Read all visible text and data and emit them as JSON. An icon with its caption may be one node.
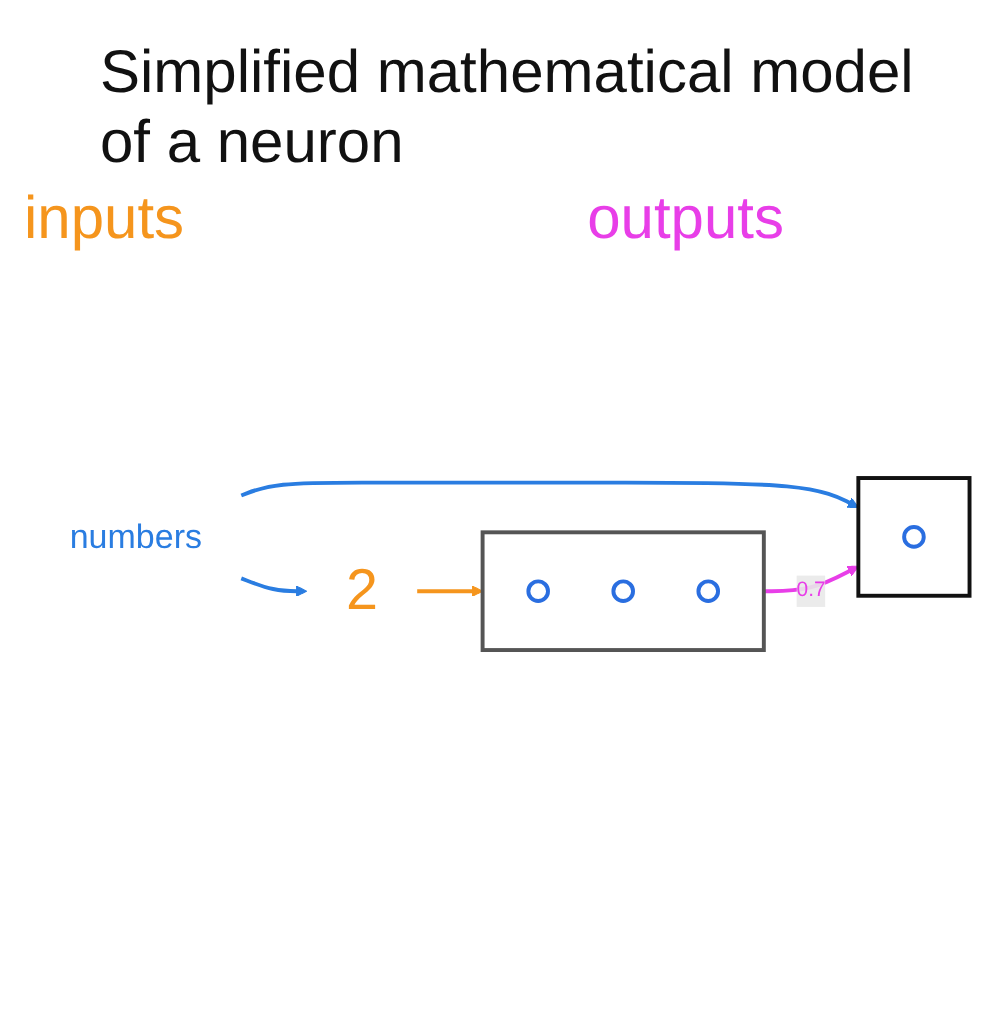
{
  "diagram": {
    "title": "Simplified mathematical model of a neuron",
    "nodes": [
      {
        "text": [
          "numbers"
        ]
      },
      {
        "text": [
          "2"
        ]
      },
      {
        "text": [],
        "shape": "box"
      },
      {
        "text": [],
        "shape": "circle",
        "in": 2
      },
      {
        "text": [],
        "shape": "circle",
        "in": 2
      },
      {
        "text": [],
        "shape": "circle",
        "in": 2
      },
      {
        "text": [],
        "shape": "box"
      },
      {
        "text": [],
        "shape": "circle",
        "in": 6
      }
    ],
    "edges": [
      {
        "from": 0,
        "to": 1,
        "arrow": "to",
        "color": "#2a7de1"
      },
      {
        "from": 0,
        "to": 6,
        "arrow": "to",
        "color": "#2a7de1"
      },
      {
        "from": 1,
        "to": 2,
        "arrow": "to",
        "color": "#f5951d"
      },
      {
        "from": 2,
        "to": 6,
        "arrow": "to",
        "label": "0.7",
        "color": "#e83ee8"
      }
    ],
    "labels": [
      "inputs",
      "outputs"
    ]
  }
}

* * *

Given instruction =
Print the full listing exactly, dropping the pictures.

Exercise output =
Read all visible text and data and emit them as JSON. An icon with its caption may be one node.
{
  "diagram": {
    "title": "Simplified mathematical model of a neuron",
    "nodes": [
      {
        "text": [
          "numbers"
        ]
      },
      {
        "text": [
          "2"
        ]
      },
      {
        "text": [],
        "shape": "box"
      },
      {
        "text": [],
        "shape": "circle",
        "in": 2
      },
      {
        "text": [],
        "shape": "circle",
        "in": 2
      },
      {
        "text": [],
        "shape": "circle",
        "in": 2
      },
      {
        "text": [],
        "shape": "box"
      },
      {
        "text": [],
        "shape": "circle",
        "in": 6
      }
    ],
    "edges": [
      {
        "from": 0,
        "to": 1,
        "arrow": "to",
        "color": "#2a7de1"
      },
      {
        "from": 0,
        "to": 6,
        "arrow": "to",
        "color": "#2a7de1"
      },
      {
        "from": 1,
        "to": 2,
        "arrow": "to",
        "color": "#f5951d"
      },
      {
        "from": 2,
        "to": 6,
        "arrow": "to",
        "label": "0.7",
        "color": "#e83ee8"
      }
    ],
    "labels": [
      "inputs",
      "outputs"
    ]
  }
}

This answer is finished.